— Start GIVEN INFORMATION —

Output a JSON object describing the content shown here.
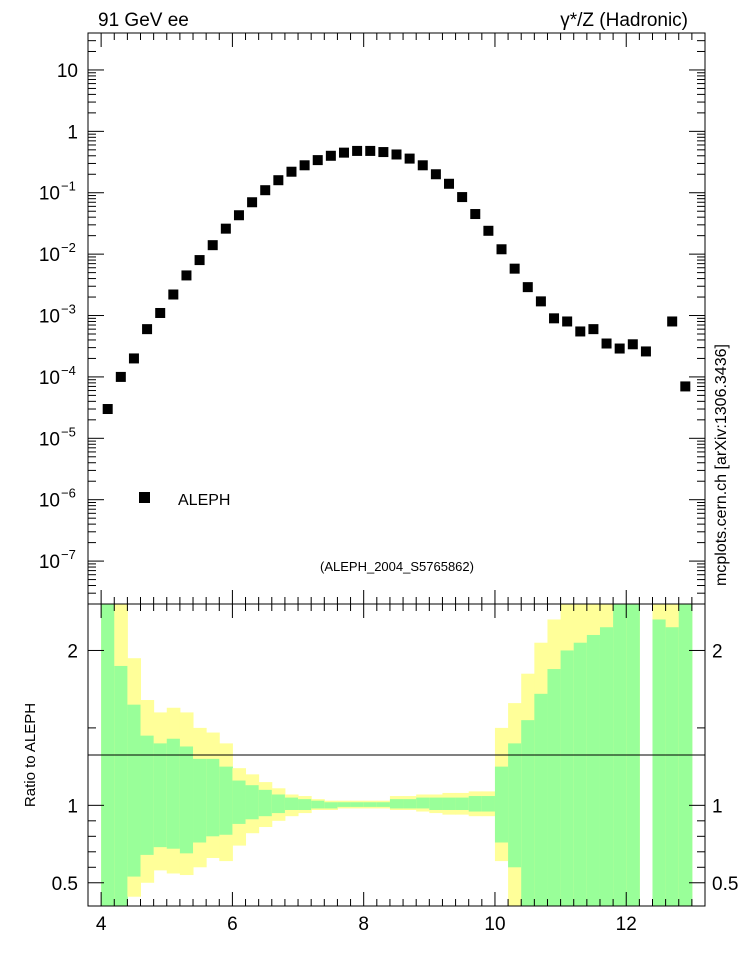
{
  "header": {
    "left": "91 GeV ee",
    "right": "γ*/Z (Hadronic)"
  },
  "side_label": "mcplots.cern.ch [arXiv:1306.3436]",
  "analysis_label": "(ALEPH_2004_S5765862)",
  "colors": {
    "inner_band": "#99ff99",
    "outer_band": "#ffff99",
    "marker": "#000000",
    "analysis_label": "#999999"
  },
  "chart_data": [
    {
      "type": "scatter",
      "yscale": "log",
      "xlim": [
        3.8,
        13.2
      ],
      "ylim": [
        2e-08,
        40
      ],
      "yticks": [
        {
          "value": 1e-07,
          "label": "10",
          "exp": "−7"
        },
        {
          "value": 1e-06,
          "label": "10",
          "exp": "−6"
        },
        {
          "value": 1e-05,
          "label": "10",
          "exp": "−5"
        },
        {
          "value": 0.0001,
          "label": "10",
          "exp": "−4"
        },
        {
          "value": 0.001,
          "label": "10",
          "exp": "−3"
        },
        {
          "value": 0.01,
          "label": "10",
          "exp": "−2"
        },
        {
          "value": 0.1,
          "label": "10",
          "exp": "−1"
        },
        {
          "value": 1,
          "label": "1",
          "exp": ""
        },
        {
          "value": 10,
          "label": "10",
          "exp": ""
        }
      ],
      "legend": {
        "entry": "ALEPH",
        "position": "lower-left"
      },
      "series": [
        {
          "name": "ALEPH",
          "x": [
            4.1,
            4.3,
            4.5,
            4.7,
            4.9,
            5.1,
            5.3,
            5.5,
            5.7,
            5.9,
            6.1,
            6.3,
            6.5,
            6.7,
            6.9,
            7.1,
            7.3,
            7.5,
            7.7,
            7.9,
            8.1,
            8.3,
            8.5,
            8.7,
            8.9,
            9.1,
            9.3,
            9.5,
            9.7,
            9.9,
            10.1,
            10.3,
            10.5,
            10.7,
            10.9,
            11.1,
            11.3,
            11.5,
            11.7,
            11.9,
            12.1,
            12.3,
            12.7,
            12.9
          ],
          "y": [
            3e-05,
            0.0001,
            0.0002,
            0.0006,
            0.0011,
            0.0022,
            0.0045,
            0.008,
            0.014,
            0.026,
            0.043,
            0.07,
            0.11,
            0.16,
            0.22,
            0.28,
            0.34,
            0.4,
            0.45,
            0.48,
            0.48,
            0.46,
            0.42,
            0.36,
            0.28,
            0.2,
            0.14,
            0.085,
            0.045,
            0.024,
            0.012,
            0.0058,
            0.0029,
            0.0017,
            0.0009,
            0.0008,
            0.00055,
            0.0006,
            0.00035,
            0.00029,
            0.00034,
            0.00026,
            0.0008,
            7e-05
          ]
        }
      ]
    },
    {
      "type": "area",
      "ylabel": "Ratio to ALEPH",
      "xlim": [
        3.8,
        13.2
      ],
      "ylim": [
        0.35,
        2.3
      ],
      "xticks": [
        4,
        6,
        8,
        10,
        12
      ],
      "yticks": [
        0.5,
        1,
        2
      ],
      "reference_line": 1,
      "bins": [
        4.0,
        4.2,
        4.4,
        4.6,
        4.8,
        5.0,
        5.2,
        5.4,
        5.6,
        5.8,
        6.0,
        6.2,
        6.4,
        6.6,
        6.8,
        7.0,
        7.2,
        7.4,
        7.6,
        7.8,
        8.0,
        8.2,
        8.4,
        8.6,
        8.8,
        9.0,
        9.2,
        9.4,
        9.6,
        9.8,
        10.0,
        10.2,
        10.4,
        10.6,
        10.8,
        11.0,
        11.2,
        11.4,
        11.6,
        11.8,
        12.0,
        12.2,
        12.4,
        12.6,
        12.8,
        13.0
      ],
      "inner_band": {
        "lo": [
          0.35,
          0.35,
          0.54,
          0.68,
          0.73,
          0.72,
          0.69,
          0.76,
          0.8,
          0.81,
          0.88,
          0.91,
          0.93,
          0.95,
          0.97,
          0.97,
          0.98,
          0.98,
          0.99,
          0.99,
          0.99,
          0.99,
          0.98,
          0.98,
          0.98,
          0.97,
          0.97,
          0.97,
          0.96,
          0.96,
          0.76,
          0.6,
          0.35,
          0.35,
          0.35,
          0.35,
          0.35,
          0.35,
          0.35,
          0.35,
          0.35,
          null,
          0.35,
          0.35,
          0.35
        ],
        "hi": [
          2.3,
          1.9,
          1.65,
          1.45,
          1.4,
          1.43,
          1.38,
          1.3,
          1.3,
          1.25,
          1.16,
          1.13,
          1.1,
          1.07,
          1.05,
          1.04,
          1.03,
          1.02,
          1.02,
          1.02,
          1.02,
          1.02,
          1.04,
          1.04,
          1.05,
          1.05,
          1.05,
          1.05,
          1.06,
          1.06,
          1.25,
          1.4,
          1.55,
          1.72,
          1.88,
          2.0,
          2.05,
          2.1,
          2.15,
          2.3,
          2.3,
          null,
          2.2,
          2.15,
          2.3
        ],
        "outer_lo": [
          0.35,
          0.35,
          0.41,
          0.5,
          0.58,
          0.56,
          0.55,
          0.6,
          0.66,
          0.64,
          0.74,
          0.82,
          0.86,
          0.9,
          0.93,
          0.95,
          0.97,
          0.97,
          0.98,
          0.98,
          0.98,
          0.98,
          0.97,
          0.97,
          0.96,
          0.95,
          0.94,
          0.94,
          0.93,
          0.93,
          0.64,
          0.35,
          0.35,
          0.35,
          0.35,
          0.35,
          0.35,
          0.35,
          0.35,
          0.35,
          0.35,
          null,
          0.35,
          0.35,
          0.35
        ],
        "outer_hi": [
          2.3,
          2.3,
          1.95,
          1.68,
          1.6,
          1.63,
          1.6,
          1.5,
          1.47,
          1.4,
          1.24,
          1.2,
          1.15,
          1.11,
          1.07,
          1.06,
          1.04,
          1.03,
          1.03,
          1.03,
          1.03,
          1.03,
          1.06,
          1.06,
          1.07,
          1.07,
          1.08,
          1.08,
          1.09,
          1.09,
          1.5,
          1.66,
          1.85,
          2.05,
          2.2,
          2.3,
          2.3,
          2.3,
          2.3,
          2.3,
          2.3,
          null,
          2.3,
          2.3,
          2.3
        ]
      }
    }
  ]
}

— End GIVEN INFORMATION —
— Start GIVEN INFORMATION —

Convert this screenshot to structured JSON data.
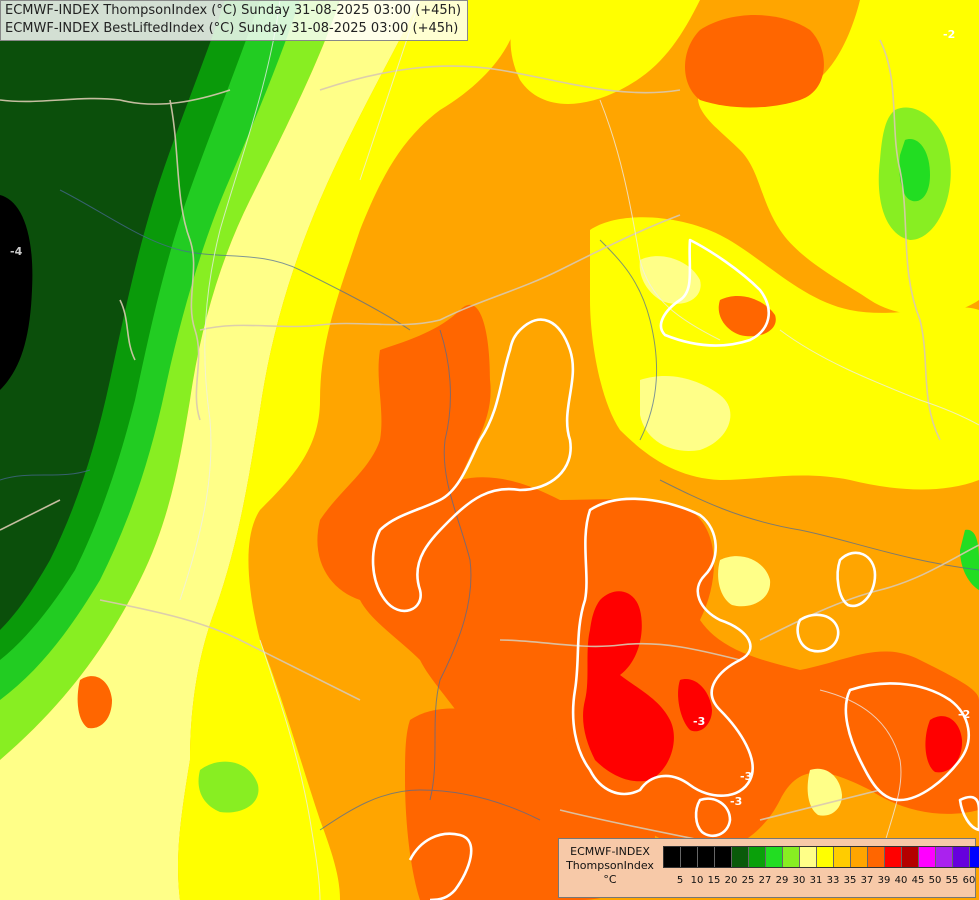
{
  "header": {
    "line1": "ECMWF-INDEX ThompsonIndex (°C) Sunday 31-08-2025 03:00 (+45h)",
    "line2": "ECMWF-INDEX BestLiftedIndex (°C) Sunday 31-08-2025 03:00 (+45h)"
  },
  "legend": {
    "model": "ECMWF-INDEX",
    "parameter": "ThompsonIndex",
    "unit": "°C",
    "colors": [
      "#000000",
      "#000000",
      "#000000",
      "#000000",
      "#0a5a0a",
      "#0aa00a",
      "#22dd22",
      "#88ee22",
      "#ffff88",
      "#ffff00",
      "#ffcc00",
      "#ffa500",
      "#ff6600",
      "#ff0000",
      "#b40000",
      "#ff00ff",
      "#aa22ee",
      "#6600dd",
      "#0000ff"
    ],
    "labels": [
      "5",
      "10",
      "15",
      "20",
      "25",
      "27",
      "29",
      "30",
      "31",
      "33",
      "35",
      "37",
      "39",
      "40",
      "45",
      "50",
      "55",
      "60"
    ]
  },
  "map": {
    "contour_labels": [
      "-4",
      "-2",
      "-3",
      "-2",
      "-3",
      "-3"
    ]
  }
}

— End GIVEN INFORMATION —

* [REQUEST] Search the lines for "value". Copy each line that has it.

* [EXERCISE SOLUTION]
          "value": 1e-07,
          "value": 1e-06,
          "value": 1e-05,
          "value": 0.0001,
          "value": 0.001,
          "value": 0.01,
          "value": 0.1,
          "value": 1,
          "value": 10,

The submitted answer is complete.